[start Dataset records]
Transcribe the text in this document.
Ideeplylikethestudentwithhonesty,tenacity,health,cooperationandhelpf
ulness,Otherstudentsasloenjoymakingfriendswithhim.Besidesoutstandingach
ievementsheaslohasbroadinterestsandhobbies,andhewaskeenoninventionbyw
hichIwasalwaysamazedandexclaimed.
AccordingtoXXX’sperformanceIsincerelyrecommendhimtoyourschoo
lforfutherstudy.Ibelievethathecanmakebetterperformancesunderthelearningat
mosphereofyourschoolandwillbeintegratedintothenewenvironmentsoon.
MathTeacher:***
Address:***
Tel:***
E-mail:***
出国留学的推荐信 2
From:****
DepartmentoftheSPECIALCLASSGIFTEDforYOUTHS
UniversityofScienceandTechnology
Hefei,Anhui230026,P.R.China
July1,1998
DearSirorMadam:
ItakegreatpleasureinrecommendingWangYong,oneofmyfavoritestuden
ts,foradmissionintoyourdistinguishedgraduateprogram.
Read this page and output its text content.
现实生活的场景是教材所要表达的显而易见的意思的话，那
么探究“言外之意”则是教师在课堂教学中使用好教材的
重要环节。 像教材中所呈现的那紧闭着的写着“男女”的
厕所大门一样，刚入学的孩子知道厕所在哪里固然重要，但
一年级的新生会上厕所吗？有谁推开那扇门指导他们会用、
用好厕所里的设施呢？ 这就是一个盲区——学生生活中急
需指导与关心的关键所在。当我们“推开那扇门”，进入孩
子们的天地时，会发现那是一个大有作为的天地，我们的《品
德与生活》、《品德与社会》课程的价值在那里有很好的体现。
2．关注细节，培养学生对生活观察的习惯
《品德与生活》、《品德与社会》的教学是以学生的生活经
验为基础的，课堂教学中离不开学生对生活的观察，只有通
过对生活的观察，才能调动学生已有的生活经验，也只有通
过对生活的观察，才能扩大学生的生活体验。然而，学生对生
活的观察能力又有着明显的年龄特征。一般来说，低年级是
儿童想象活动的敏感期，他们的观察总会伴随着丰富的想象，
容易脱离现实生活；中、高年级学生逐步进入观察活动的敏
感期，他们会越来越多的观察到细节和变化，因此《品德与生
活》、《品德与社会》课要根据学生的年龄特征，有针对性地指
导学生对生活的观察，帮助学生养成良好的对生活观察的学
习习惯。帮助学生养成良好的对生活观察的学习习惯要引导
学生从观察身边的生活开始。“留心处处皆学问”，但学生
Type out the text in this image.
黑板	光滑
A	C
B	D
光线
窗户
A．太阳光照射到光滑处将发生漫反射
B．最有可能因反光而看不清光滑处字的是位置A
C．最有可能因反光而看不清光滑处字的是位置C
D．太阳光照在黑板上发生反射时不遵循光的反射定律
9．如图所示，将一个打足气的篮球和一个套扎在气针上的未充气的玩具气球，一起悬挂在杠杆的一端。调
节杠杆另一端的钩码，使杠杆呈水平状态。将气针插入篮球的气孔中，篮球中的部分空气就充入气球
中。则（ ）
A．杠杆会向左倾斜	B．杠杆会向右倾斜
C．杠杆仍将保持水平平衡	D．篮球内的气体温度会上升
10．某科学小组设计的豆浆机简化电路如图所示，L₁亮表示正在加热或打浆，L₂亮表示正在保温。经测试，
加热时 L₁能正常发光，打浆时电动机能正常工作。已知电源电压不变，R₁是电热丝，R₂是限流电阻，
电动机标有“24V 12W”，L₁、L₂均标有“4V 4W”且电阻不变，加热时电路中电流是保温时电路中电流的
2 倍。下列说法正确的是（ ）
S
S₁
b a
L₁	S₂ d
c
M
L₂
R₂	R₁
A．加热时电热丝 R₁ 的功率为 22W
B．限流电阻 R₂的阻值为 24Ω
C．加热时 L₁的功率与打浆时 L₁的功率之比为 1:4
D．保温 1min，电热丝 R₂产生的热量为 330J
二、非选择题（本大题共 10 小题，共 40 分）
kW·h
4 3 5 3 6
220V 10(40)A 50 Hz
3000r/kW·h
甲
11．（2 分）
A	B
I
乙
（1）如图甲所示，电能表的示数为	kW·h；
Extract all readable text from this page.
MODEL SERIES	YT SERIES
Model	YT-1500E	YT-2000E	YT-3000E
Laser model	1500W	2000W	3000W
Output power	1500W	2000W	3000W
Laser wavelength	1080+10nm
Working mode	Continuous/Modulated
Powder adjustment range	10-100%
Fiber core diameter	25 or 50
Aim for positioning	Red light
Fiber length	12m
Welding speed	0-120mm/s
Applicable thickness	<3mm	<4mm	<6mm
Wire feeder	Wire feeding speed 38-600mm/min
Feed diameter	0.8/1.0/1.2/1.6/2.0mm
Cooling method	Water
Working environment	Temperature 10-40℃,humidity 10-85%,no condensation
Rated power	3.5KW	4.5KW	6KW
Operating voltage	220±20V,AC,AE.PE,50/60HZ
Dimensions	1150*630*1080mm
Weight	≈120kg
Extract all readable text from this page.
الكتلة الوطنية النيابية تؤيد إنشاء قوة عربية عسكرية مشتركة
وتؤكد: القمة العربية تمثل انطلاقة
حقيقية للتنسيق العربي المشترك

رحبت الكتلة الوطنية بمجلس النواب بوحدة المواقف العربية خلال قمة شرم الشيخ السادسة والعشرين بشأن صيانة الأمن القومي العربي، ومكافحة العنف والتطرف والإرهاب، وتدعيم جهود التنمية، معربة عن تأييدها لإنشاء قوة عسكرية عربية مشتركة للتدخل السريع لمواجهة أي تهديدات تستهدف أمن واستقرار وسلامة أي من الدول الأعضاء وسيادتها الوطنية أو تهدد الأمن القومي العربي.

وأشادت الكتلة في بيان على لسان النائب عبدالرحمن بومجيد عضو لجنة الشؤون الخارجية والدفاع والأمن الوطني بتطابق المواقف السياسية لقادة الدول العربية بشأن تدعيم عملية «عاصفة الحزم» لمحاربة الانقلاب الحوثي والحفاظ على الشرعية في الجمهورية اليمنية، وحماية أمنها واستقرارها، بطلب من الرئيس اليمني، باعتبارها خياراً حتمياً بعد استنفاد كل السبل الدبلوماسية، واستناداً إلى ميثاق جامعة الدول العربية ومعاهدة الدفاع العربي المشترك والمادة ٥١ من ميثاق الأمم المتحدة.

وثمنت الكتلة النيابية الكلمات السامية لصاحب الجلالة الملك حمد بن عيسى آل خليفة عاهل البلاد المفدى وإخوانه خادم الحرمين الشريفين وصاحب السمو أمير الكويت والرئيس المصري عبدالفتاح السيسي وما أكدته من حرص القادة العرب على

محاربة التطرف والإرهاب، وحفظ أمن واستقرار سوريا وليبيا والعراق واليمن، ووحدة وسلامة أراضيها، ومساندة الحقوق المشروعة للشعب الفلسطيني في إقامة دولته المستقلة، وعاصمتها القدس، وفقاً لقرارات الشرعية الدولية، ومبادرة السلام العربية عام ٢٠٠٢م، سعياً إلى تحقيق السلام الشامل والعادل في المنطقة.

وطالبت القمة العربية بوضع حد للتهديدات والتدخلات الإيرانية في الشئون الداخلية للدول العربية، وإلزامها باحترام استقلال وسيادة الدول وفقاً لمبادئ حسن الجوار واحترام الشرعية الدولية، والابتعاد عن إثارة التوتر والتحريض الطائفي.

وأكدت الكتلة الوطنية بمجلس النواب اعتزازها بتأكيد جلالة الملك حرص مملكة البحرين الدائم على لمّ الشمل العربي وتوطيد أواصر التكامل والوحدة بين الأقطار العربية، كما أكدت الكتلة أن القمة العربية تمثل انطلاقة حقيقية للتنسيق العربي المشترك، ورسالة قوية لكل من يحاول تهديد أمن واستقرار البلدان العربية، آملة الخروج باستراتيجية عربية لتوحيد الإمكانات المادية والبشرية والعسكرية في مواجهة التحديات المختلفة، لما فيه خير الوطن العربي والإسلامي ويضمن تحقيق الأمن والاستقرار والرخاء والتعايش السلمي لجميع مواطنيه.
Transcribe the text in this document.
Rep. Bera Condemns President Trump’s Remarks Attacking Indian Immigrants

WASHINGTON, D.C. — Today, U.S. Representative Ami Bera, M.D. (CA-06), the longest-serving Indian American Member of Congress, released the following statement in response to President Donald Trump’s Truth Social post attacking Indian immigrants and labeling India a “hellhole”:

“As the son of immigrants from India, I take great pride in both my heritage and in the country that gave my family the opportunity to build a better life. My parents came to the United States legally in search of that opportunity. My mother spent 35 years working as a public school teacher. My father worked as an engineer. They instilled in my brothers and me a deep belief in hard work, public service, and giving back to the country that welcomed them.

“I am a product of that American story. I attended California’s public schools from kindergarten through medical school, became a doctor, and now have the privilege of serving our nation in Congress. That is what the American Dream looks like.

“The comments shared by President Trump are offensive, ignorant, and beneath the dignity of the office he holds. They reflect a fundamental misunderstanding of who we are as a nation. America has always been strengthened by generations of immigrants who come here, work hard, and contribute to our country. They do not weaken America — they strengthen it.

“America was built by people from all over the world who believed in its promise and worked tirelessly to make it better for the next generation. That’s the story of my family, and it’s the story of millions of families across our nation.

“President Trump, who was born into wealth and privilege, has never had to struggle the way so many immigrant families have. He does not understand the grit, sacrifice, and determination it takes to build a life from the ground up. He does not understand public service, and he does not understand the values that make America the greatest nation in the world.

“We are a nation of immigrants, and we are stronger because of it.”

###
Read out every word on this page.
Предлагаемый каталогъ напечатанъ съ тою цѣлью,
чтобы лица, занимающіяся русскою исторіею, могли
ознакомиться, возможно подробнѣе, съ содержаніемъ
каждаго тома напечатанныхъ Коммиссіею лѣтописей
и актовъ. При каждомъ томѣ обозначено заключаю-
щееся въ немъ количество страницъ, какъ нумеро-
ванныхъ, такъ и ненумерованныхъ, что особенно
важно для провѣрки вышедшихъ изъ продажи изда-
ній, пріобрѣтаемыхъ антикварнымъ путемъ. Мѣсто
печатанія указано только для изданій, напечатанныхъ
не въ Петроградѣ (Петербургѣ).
[end Dataset records]
What you need to do
Return every line above that contains the word "النواب".

Output of the exercise
رحبت الكتلة الوطنية بمجلس النواب بوحدة المواقف العربية خلال قمة شرم الشيخ السادسة والعشرين بشأن صيانة الأمن القومي العربي، ومكافحة العنف والتطرف والإرهاب، وتدعيم جهود التنمية، معربة عن تأييدها لإنشاء قوة عسكرية عربية مشتركة للتدخل السريع لمواجهة أي تهديدات تستهدف أمن واستقرار وسلامة أي من الدول الأعضاء وسيادتها الوطنية أو تهدد الأمن القومي العربي.
وأكدت الكتلة الوطنية بمجلس النواب اعتزازها بتأكيد جلالة الملك حرص مملكة البحرين الدائم على لمّ الشمل العربي وتوطيد أواصر التكامل والوحدة بين الأقطار العربية، كما أكدت الكتلة أن القمة العربية تمثل انطلاقة حقيقية للتنسيق العربي المشترك، ورسالة قوية لكل من يحاول تهديد أمن واستقرار البلدان العربية، آملة الخروج باستراتيجية عربية لتوحيد الإمكانات المادية والبشرية والعسكرية في مواجهة التحديات المختلفة، لما فيه خير الوطن العربي والإسلامي ويضمن تحقيق الأمن والاستقرار والرخاء والتعايش السلمي لجميع مواطنيه.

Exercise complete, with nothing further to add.